**DO THIS**
Determine the count of lines holding "site" and give that count alone.

**MATERIAL SUPPLIED**
* * *

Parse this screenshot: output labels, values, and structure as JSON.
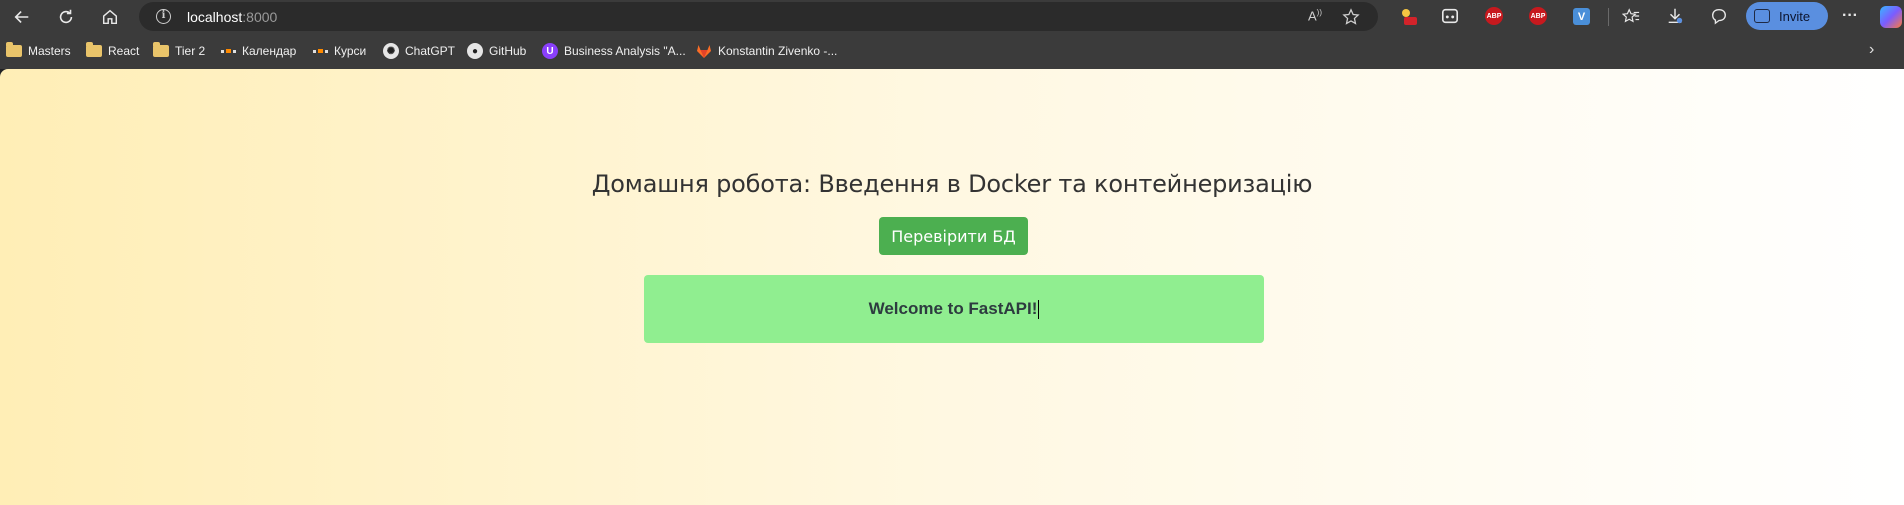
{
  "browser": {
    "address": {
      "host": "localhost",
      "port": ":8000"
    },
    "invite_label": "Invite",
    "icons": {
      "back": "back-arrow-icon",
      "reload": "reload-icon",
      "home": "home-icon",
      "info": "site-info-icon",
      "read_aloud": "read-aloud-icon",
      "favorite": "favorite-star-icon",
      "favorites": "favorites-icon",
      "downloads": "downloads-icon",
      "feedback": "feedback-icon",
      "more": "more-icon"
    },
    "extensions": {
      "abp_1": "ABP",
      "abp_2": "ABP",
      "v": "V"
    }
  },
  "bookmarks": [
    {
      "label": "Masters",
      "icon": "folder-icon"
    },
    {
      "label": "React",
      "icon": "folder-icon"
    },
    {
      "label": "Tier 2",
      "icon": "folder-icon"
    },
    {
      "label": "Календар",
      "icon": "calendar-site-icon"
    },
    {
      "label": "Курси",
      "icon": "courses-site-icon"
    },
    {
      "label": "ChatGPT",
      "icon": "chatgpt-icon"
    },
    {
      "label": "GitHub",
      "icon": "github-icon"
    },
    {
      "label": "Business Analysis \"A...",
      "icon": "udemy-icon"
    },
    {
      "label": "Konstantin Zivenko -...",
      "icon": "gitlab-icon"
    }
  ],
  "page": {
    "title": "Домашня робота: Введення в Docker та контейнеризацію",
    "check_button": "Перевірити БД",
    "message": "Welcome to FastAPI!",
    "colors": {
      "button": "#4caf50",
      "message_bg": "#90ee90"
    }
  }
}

* * *

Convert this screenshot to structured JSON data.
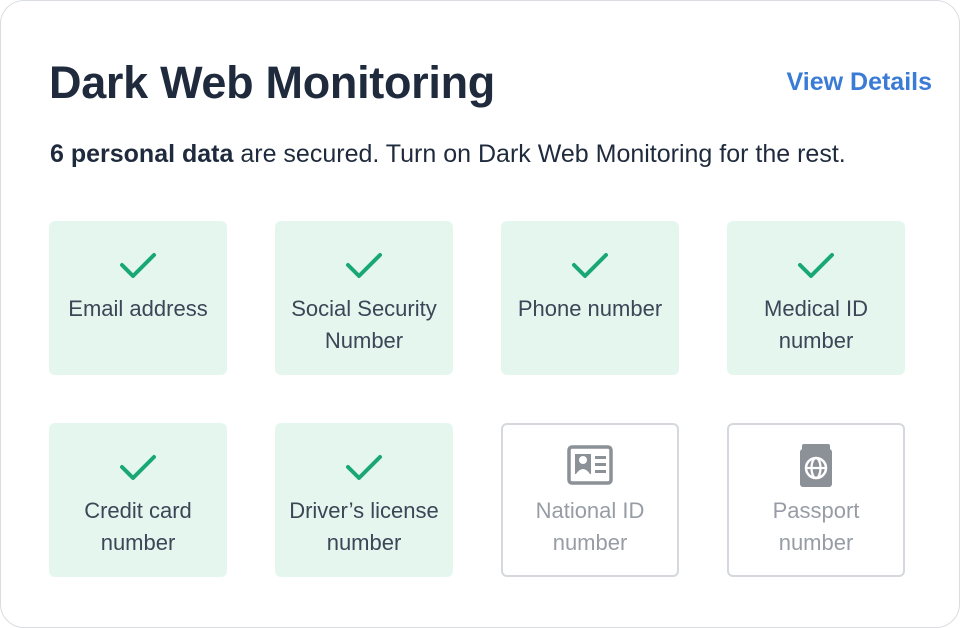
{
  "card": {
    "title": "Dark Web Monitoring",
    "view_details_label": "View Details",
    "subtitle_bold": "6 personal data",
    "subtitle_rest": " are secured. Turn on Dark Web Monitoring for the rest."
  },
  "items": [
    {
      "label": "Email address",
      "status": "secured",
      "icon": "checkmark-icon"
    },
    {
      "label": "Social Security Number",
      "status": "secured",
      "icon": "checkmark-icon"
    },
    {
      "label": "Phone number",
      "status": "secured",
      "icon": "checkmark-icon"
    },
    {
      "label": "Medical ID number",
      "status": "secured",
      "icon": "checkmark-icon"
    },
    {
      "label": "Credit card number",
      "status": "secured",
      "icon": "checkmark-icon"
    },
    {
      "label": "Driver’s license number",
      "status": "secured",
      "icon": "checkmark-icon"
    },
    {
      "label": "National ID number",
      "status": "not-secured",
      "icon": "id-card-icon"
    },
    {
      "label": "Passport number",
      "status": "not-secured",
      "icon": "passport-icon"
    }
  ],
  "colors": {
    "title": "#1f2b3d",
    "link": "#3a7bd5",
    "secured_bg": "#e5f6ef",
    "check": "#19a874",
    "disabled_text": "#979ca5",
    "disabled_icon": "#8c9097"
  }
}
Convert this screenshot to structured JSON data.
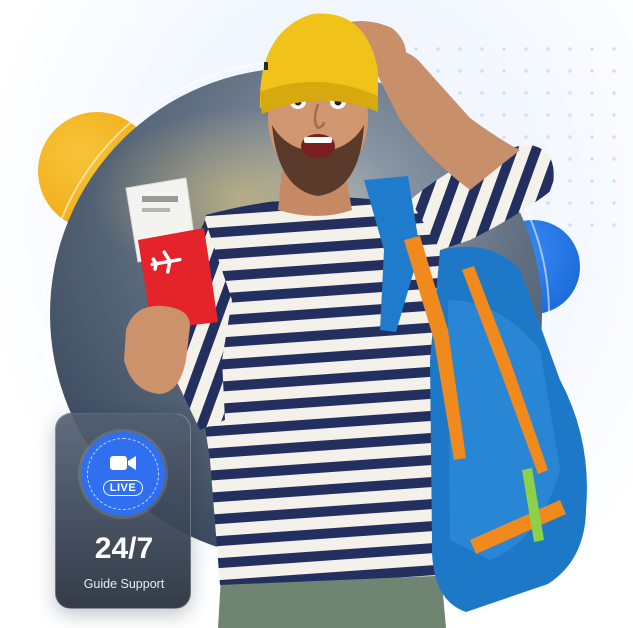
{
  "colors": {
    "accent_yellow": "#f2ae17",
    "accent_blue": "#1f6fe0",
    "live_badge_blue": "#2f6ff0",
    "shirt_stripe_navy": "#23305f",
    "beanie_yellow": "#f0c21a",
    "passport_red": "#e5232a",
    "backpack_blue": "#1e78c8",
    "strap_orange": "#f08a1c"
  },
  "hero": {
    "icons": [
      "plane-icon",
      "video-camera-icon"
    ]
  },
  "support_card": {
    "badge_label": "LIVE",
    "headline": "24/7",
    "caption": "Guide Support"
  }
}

* * *

**EXERCISE ANSWER**
3